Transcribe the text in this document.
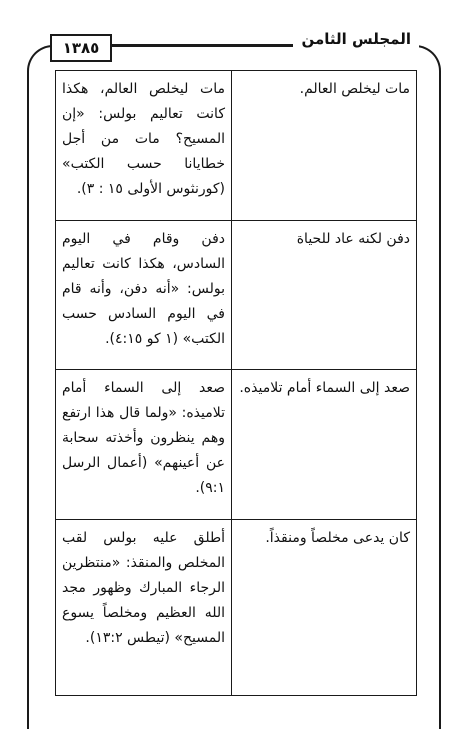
المجلس الثامن
١٣٨٥
مات ليخلص العالم.	مات ليخلص العالم، هكذا كانت تعاليم بولس: «إن المسيح؟ مات من أجل خطايانا حسب الكتب» (كورنثوس الأولى ١٥ : ٣).
دفن لكنه عاد للحياة	دفن وقام في اليوم السادس، هكذا كانت تعاليم بولس: «أنه دفن، وأنه قام في اليوم السادس حسب الكتب» (١ كو ٤:١٥).
صعد إلى السماء أمام تلاميذه.	صعد إلى السماء أمام تلاميذه: «ولما قال هذا ارتفع وهم ينظرون وأخذته سحابة عن أعينهم» (أعمال الرسل ٩:١).
كان يدعى مخلصاً ومنقذاً.	أطلق عليه بولس لقب المخلص والمنقذ: «منتظرين الرجاء المبارك وظهور مجد الله العظيم ومخلصاً يسوع المسيح» (تيطس ١٣:٢).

============

• _TASK DETAILS_:
Pull out all lines containing the word "بولس" from the entries above.

• _TASK RESPONSE_:
مات ليخلص العالم.	مات ليخلص العالم، هكذا كانت تعاليم بولس: «إن المسيح؟ مات من أجل خطايانا حسب الكتب» (كورنثوس الأولى ١٥ : ٣).
دفن لكنه عاد للحياة	دفن وقام في اليوم السادس، هكذا كانت تعاليم بولس: «أنه دفن، وأنه قام في اليوم السادس حسب الكتب» (١ كو ٤:١٥).
كان يدعى مخلصاً ومنقذاً.	أطلق عليه بولس لقب المخلص والمنقذ: «منتظرين الرجاء المبارك وظهور مجد الله العظيم ومخلصاً يسوع المسيح» (تيطس ١٣:٢).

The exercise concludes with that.